● **THE REQUEST**
Write out each line exactly as given. Leave the pictures out of your copy.

● **DATASET RECORDS**
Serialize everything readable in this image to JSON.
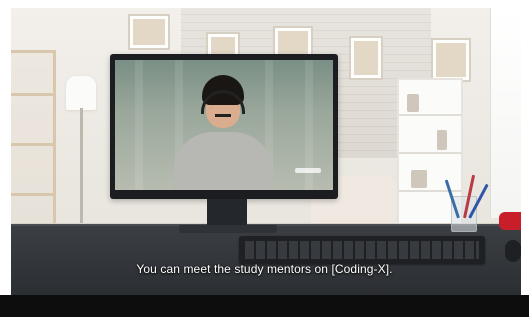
{
  "caption": {
    "text": "You can meet the study mentors on [Coding-X]."
  },
  "colors": {
    "desk": "#2f3237",
    "accent_red": "#c81e2a",
    "bottom_bar": "#0d0d0d"
  }
}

● **RESULT FOR THIS TASK**
Serialize everything readable in this image to JSON.
{
  "caption": {
    "text": "You can meet the study mentors on [Coding-X]."
  },
  "colors": {
    "desk": "#2f3237",
    "accent_red": "#c81e2a",
    "bottom_bar": "#0d0d0d"
  }
}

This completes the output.